◆ Written problem ◆
What you return should match every record exactly, with the images removed.

(Data tied to figure images)
□ □ □
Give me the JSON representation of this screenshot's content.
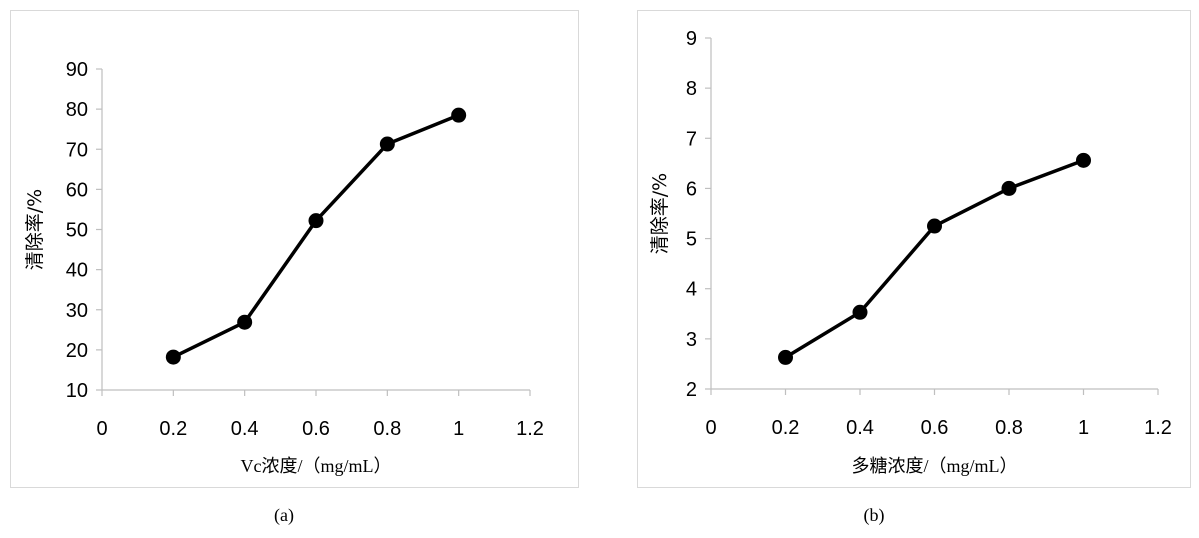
{
  "chart_data": [
    {
      "type": "line",
      "panel_label": "(a)",
      "xlabel": "Vc浓度/（mg/mL）",
      "ylabel": "清除率/%",
      "x": [
        0.2,
        0.4,
        0.6,
        0.8,
        1.0
      ],
      "y": [
        18.2,
        26.9,
        52.2,
        71.3,
        78.5
      ],
      "xlim": [
        0,
        1.2
      ],
      "ylim": [
        10,
        90
      ],
      "xticks": [
        "0",
        "0.2",
        "0.4",
        "0.6",
        "0.8",
        "1",
        "1.2"
      ],
      "yticks": [
        "10",
        "20",
        "30",
        "40",
        "50",
        "60",
        "70",
        "80",
        "90"
      ],
      "grid": false,
      "line_color": "#000000",
      "marker": "filled-circle"
    },
    {
      "type": "line",
      "panel_label": "(b)",
      "xlabel": "多糖浓度/（mg/mL）",
      "ylabel": "清除率/%",
      "x": [
        0.2,
        0.4,
        0.6,
        0.8,
        1.0
      ],
      "y": [
        2.63,
        3.53,
        5.25,
        6.0,
        6.56
      ],
      "xlim": [
        0,
        1.2
      ],
      "ylim": [
        2,
        9
      ],
      "xticks": [
        "0",
        "0.2",
        "0.4",
        "0.6",
        "0.8",
        "1",
        "1.2"
      ],
      "yticks": [
        "2",
        "3",
        "4",
        "5",
        "6",
        "7",
        "8",
        "9"
      ],
      "grid": false,
      "line_color": "#000000",
      "marker": "filled-circle"
    }
  ]
}
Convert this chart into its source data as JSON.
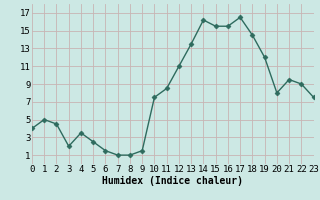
{
  "x": [
    0,
    1,
    2,
    3,
    4,
    5,
    6,
    7,
    8,
    9,
    10,
    11,
    12,
    13,
    14,
    15,
    16,
    17,
    18,
    19,
    20,
    21,
    22,
    23
  ],
  "y": [
    4,
    5,
    4.5,
    2,
    3.5,
    2.5,
    1.5,
    1,
    1,
    1.5,
    7.5,
    8.5,
    11,
    13.5,
    16.2,
    15.5,
    15.5,
    16.5,
    14.5,
    12,
    8,
    9.5,
    9,
    7.5
  ],
  "xlabel": "Humidex (Indice chaleur)",
  "xlim": [
    0,
    23
  ],
  "ylim": [
    0,
    18
  ],
  "yticks": [
    1,
    3,
    5,
    7,
    9,
    11,
    13,
    15,
    17
  ],
  "xticks": [
    0,
    1,
    2,
    3,
    4,
    5,
    6,
    7,
    8,
    9,
    10,
    11,
    12,
    13,
    14,
    15,
    16,
    17,
    18,
    19,
    20,
    21,
    22,
    23
  ],
  "line_color": "#2e6b5e",
  "marker_color": "#2e6b5e",
  "bg_color": "#cce8e4",
  "grid_color_major": "#c8b4b4",
  "grid_color_minor": "#ddd0d0",
  "xlabel_fontsize": 7,
  "tick_fontsize": 6.5,
  "line_width": 1.0,
  "marker_size": 2.5
}
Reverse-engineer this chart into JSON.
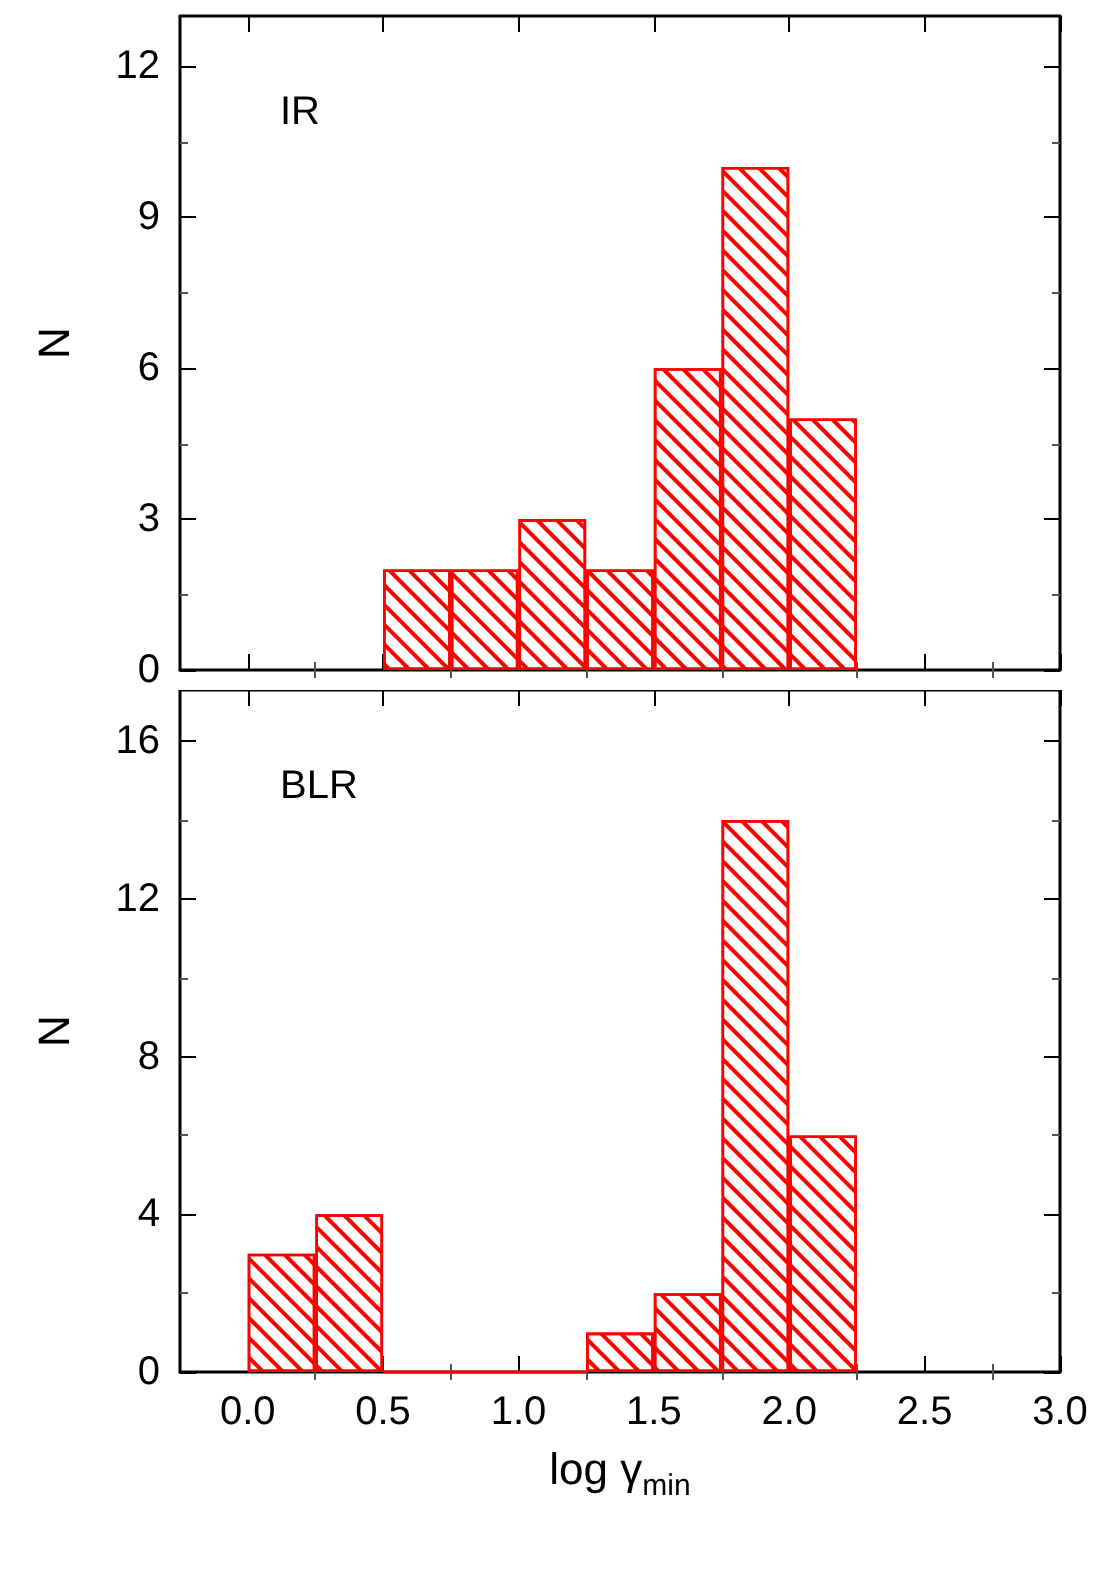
{
  "chart_data": [
    {
      "type": "histogram",
      "annotations": [
        "IR"
      ],
      "ylabel": "N",
      "color": "#ff0000",
      "bins": [
        0.5,
        0.75,
        1.0,
        1.25,
        1.5,
        1.75,
        2.0,
        2.25
      ],
      "values": [
        2,
        2,
        3,
        2,
        6,
        10,
        5
      ],
      "xlim": [
        -0.25,
        3.0
      ],
      "xticks": [
        {
          "value": 0,
          "label": null
        },
        {
          "value": 0.5,
          "label": null
        },
        {
          "value": 1,
          "label": null
        },
        {
          "value": 1.5,
          "label": null
        },
        {
          "value": 2,
          "label": null
        },
        {
          "value": 2.5,
          "label": null
        },
        {
          "value": 3,
          "label": null
        }
      ],
      "ylim": [
        0,
        13
      ],
      "yticks": [
        0,
        3,
        6,
        9,
        12
      ],
      "tick_labels": "y",
      "grid": false
    },
    {
      "type": "histogram",
      "annotations": [
        "BLR"
      ],
      "xlabel": "log γ$_{min}$",
      "ylabel": "N",
      "color": "#ff0000",
      "bins": [
        0.0,
        0.25,
        0.5,
        0.75,
        1.0,
        1.25,
        1.5,
        1.75,
        2.0,
        2.25
      ],
      "values": [
        3,
        4,
        0,
        0,
        0,
        1,
        2,
        14,
        6
      ],
      "xlim": [
        -0.25,
        3.0
      ],
      "xticks": [
        {
          "value": 0,
          "label": "0.0"
        },
        {
          "value": 0.5,
          "label": "0.5"
        },
        {
          "value": 1,
          "label": "1.0"
        },
        {
          "value": 1.5,
          "label": "1.5"
        },
        {
          "value": 2,
          "label": "2.0"
        },
        {
          "value": 2.5,
          "label": "2.5"
        },
        {
          "value": 3,
          "label": "3.0"
        }
      ],
      "ylim": [
        0,
        17.3
      ],
      "yticks": [
        0,
        4,
        8,
        12,
        16
      ],
      "grid": false
    }
  ]
}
□ □ □
◆ Finished task ◆
Give me the JSON representation of this screenshot's content.
{
  "chart_data": [
    {
      "type": "line",
      "panel_label": "(a)",
      "xlabel": "Vc浓度/（mg/mL）",
      "ylabel": "清除率/%",
      "x": [
        0.2,
        0.4,
        0.6,
        0.8,
        1.0
      ],
      "y": [
        18.2,
        26.9,
        52.2,
        71.3,
        78.5
      ],
      "xlim": [
        0,
        1.2
      ],
      "ylim": [
        10,
        90
      ],
      "xticks": [
        "0",
        "0.2",
        "0.4",
        "0.6",
        "0.8",
        "1",
        "1.2"
      ],
      "yticks": [
        "10",
        "20",
        "30",
        "40",
        "50",
        "60",
        "70",
        "80",
        "90"
      ],
      "grid": false,
      "line_color": "#000000",
      "marker": "filled-circle"
    },
    {
      "type": "line",
      "panel_label": "(b)",
      "xlabel": "多糖浓度/（mg/mL）",
      "ylabel": "清除率/%",
      "x": [
        0.2,
        0.4,
        0.6,
        0.8,
        1.0
      ],
      "y": [
        2.63,
        3.53,
        5.25,
        6.0,
        6.56
      ],
      "xlim": [
        0,
        1.2
      ],
      "ylim": [
        2,
        9
      ],
      "xticks": [
        "0",
        "0.2",
        "0.4",
        "0.6",
        "0.8",
        "1",
        "1.2"
      ],
      "yticks": [
        "2",
        "3",
        "4",
        "5",
        "6",
        "7",
        "8",
        "9"
      ],
      "grid": false,
      "line_color": "#000000",
      "marker": "filled-circle"
    }
  ]
}
Convert this chart into its source data as JSON.
{
  "x": [
    0,
    1,
    2,
    3,
    4,
    5,
    6,
    7,
    8,
    9,
    10,
    11,
    12,
    13,
    14,
    15,
    16,
    17,
    18,
    19,
    20,
    21,
    22,
    23
  ],
  "y": [
    4,
    5,
    4.5,
    2,
    3.5,
    2.5,
    1.5,
    1,
    1,
    1.5,
    7.5,
    8.5,
    11,
    13.5,
    16.2,
    15.5,
    15.5,
    16.5,
    14.5,
    12,
    8,
    9.5,
    9,
    7.5
  ],
  "xlabel": "Humidex (Indice chaleur)",
  "xlim": [
    0,
    23
  ],
  "ylim": [
    0,
    18
  ],
  "yticks": [
    1,
    3,
    5,
    7,
    9,
    11,
    13,
    15,
    17
  ],
  "xticks": [
    0,
    1,
    2,
    3,
    4,
    5,
    6,
    7,
    8,
    9,
    10,
    11,
    12,
    13,
    14,
    15,
    16,
    17,
    18,
    19,
    20,
    21,
    22,
    23
  ],
  "line_color": "#2e6b5e",
  "marker_color": "#2e6b5e",
  "bg_color": "#cce8e4",
  "grid_color_major": "#c8b4b4",
  "grid_color_minor": "#ddd0d0",
  "xlabel_fontsize": 7,
  "tick_fontsize": 6.5,
  "line_width": 1.0,
  "marker_size": 2.5
}
Reverse-engineer this chart into JSON.
{
  "chart_data": [
    {
      "type": "histogram",
      "annotations": [
        "IR"
      ],
      "ylabel": "N",
      "color": "#ff0000",
      "bins": [
        0.5,
        0.75,
        1.0,
        1.25,
        1.5,
        1.75,
        2.0,
        2.25
      ],
      "values": [
        2,
        2,
        3,
        2,
        6,
        10,
        5
      ],
      "xlim": [
        -0.25,
        3.0
      ],
      "xticks": [
        {
          "value": 0,
          "label": null
        },
        {
          "value": 0.5,
          "label": null
        },
        {
          "value": 1,
          "label": null
        },
        {
          "value": 1.5,
          "label": null
        },
        {
          "value": 2,
          "label": null
        },
        {
          "value": 2.5,
          "label": null
        },
        {
          "value": 3,
          "label": null
        }
      ],
      "ylim": [
        0,
        13
      ],
      "yticks": [
        0,
        3,
        6,
        9,
        12
      ],
      "tick_labels": "y",
      "grid": false
    },
    {
      "type": "histogram",
      "annotations": [
        "BLR"
      ],
      "xlabel": "log γ$_{min}$",
      "ylabel": "N",
      "color": "#ff0000",
      "bins": [
        0.0,
        0.25,
        0.5,
        0.75,
        1.0,
        1.25,
        1.5,
        1.75,
        2.0,
        2.25
      ],
      "values": [
        3,
        4,
        0,
        0,
        0,
        1,
        2,
        14,
        6
      ],
      "xlim": [
        -0.25,
        3.0
      ],
      "xticks": [
        {
          "value": 0,
          "label": "0.0"
        },
        {
          "value": 0.5,
          "label": "0.5"
        },
        {
          "value": 1,
          "label": "1.0"
        },
        {
          "value": 1.5,
          "label": "1.5"
        },
        {
          "value": 2,
          "label": "2.0"
        },
        {
          "value": 2.5,
          "label": "2.5"
        },
        {
          "value": 3,
          "label": "3.0"
        }
      ],
      "ylim": [
        0,
        17.3
      ],
      "yticks": [
        0,
        4,
        8,
        12,
        16
      ],
      "grid": false
    }
  ]
}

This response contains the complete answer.